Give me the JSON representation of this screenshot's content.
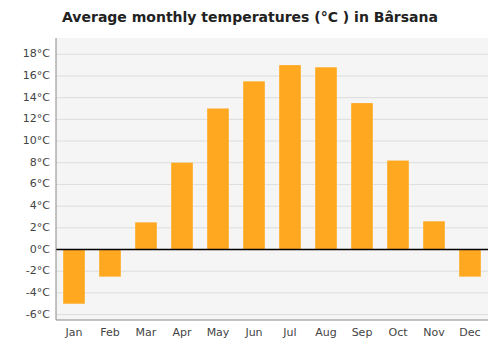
{
  "chart_data": {
    "type": "bar",
    "title": "Average monthly temperatures (°C ) in Bârsana",
    "categories": [
      "Jan",
      "Feb",
      "Mar",
      "Apr",
      "May",
      "Jun",
      "Jul",
      "Aug",
      "Sep",
      "Oct",
      "Nov",
      "Dec"
    ],
    "values": [
      -5.0,
      -2.5,
      2.5,
      8.0,
      13.0,
      15.5,
      17.0,
      16.8,
      13.5,
      8.2,
      2.6,
      -2.5
    ],
    "color": "#FFA820",
    "ylim": [
      -6.5,
      19.5
    ],
    "yticks": [
      {
        "value": -6,
        "label": "-6°C"
      },
      {
        "value": -4,
        "label": "-4°C"
      },
      {
        "value": -2,
        "label": "-2°C"
      },
      {
        "value": 0,
        "label": "0°C"
      },
      {
        "value": 2,
        "label": "2°C"
      },
      {
        "value": 4,
        "label": "4°C"
      },
      {
        "value": 6,
        "label": "6°C"
      },
      {
        "value": 8,
        "label": "8°C"
      },
      {
        "value": 10,
        "label": "10°C"
      },
      {
        "value": 12,
        "label": "12°C"
      },
      {
        "value": 14,
        "label": "14°C"
      },
      {
        "value": 16,
        "label": "16°C"
      },
      {
        "value": 18,
        "label": "18°C"
      }
    ],
    "grid": true
  }
}
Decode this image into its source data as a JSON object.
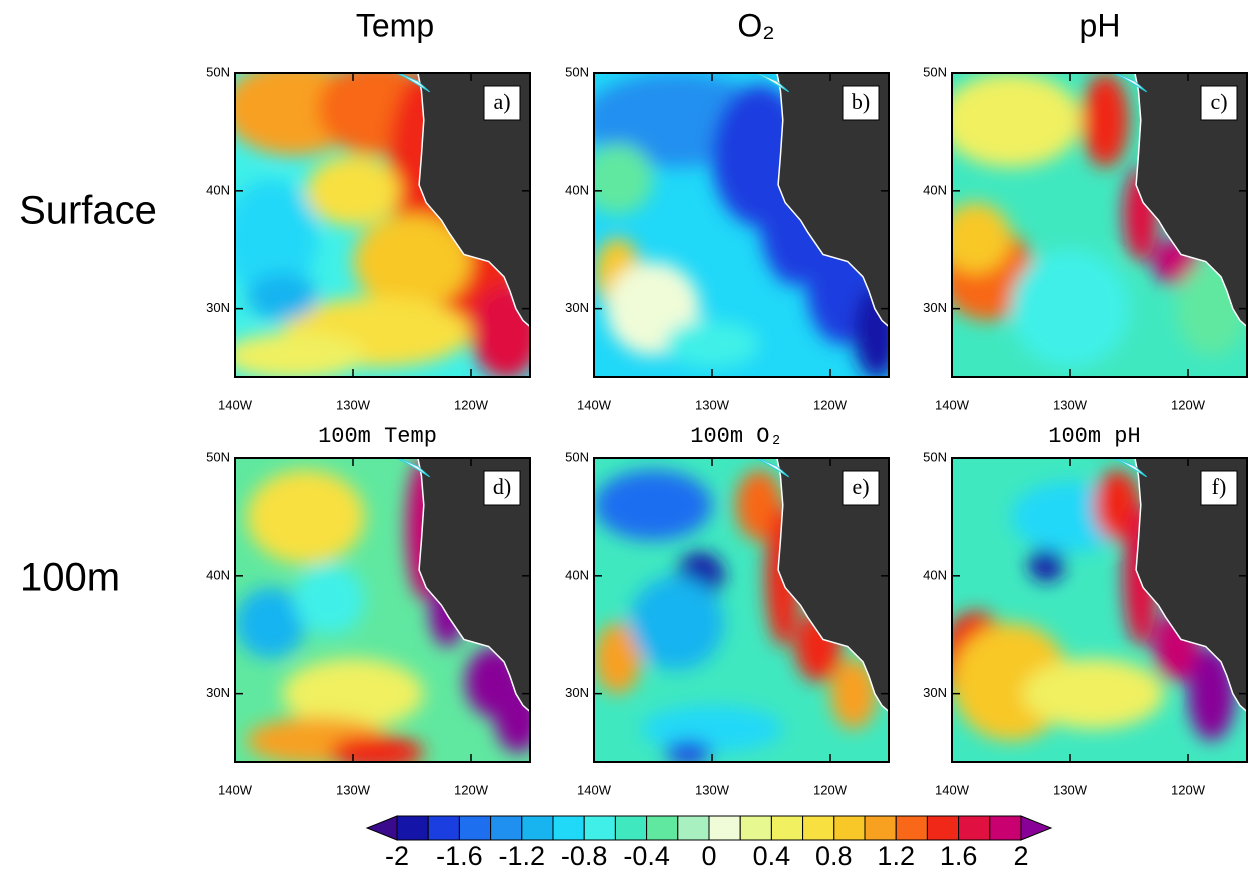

DIRECTIVE: Print each record exactly as it stands, leaving the images out.

COMPLETED TASK:
Give me the JSON representation of this screenshot's content.
{
  "chart_data": {
    "type": "bar",
    "title": "Average monthly temperatures (°C ) in Bârsana",
    "categories": [
      "Jan",
      "Feb",
      "Mar",
      "Apr",
      "May",
      "Jun",
      "Jul",
      "Aug",
      "Sep",
      "Oct",
      "Nov",
      "Dec"
    ],
    "values": [
      -5.0,
      -2.5,
      2.5,
      8.0,
      13.0,
      15.5,
      17.0,
      16.8,
      13.5,
      8.2,
      2.6,
      -2.5
    ],
    "color": "#FFA820",
    "ylim": [
      -6.5,
      19.5
    ],
    "yticks": [
      {
        "value": -6,
        "label": "-6°C"
      },
      {
        "value": -4,
        "label": "-4°C"
      },
      {
        "value": -2,
        "label": "-2°C"
      },
      {
        "value": 0,
        "label": "0°C"
      },
      {
        "value": 2,
        "label": "2°C"
      },
      {
        "value": 4,
        "label": "4°C"
      },
      {
        "value": 6,
        "label": "6°C"
      },
      {
        "value": 8,
        "label": "8°C"
      },
      {
        "value": 10,
        "label": "10°C"
      },
      {
        "value": 12,
        "label": "12°C"
      },
      {
        "value": 14,
        "label": "14°C"
      },
      {
        "value": 16,
        "label": "16°C"
      },
      {
        "value": 18,
        "label": "18°C"
      }
    ],
    "grid": true
  }
}
Decode this image into its source data as a JSON object.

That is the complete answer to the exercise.